Using the entries below, output exactly the line containing "Extract all readable text from this page." and all lines that follow it to the end.

+ + + + +

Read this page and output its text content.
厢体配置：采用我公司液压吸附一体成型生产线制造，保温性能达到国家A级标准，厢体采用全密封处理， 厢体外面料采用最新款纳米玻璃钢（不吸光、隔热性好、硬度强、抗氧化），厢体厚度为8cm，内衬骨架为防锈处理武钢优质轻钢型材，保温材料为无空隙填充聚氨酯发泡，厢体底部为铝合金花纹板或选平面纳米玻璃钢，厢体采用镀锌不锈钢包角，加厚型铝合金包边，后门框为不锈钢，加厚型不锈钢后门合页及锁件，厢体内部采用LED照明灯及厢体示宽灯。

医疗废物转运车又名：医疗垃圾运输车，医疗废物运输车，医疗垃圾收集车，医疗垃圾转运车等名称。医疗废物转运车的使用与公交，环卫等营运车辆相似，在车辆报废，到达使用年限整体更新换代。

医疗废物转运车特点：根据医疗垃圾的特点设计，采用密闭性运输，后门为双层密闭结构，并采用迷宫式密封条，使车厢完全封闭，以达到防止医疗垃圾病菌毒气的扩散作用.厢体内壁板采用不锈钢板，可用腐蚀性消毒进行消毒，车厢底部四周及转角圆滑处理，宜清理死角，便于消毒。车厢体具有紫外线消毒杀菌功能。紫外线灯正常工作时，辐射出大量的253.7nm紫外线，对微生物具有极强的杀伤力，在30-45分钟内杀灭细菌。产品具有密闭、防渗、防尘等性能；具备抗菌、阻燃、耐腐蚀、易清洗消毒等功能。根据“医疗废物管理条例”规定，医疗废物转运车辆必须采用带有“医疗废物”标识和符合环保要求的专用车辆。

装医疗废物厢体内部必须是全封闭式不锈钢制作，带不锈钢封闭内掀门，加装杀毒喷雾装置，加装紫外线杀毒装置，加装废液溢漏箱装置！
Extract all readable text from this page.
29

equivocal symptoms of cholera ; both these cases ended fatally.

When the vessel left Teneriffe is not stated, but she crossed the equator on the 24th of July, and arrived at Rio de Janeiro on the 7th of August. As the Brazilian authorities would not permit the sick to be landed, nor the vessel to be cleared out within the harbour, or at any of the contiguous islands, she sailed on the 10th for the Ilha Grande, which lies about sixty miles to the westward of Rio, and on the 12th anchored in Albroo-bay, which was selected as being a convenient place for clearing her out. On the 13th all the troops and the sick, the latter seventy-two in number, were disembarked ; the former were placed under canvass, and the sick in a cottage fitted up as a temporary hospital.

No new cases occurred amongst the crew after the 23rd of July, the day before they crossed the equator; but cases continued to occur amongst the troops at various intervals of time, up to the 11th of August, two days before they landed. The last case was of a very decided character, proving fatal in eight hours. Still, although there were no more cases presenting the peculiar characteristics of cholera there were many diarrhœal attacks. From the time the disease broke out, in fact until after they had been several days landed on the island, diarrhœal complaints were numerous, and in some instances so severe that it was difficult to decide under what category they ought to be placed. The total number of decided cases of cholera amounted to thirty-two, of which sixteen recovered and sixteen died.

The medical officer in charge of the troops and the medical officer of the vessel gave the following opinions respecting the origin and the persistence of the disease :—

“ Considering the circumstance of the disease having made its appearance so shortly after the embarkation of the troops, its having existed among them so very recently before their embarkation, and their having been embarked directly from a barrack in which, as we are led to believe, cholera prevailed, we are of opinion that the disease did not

+ + + + +

▶ [COMPLETE RESPONSE]:
Extract all readable text from this page.
29

equivocal symptoms of cholera ; both these cases ended fatally.

When the vessel left Teneriffe is not stated, but she crossed the equator on the 24th of July, and arrived at Rio de Janeiro on the 7th of August. As the Brazilian authorities would not permit the sick to be landed, nor the vessel to be cleared out within the harbour, or at any of the contiguous islands, she sailed on the 10th for the Ilha Grande, which lies about sixty miles to the westward of Rio, and on the 12th anchored in Albroo-bay, which was selected as being a convenient place for clearing her out. On the 13th all the troops and the sick, the latter seventy-two in number, were disembarked ; the former were placed under canvass, and the sick in a cottage fitted up as a temporary hospital.

No new cases occurred amongst the crew after the 23rd of July, the day before they crossed the equator; but cases continued to occur amongst the troops at various intervals of time, up to the 11th of August, two days before they landed. The last case was of a very decided character, proving fatal in eight hours. Still, although there were no more cases presenting the peculiar characteristics of cholera there were many diarrhœal attacks. From the time the disease broke out, in fact until after they had been several days landed on the island, diarrhœal complaints were numerous, and in some instances so severe that it was difficult to decide under what category they ought to be placed. The total number of decided cases of cholera amounted to thirty-two, of which sixteen recovered and sixteen died.

The medical officer in charge of the troops and the medical officer of the vessel gave the following opinions respecting the origin and the persistence of the disease :—

“ Considering the circumstance of the disease having made its appearance so shortly after the embarkation of the troops, its having existed among them so very recently before their embarkation, and their having been embarked directly from a barrack in which, as we are led to believe, cholera prevailed, we are of opinion that the disease did not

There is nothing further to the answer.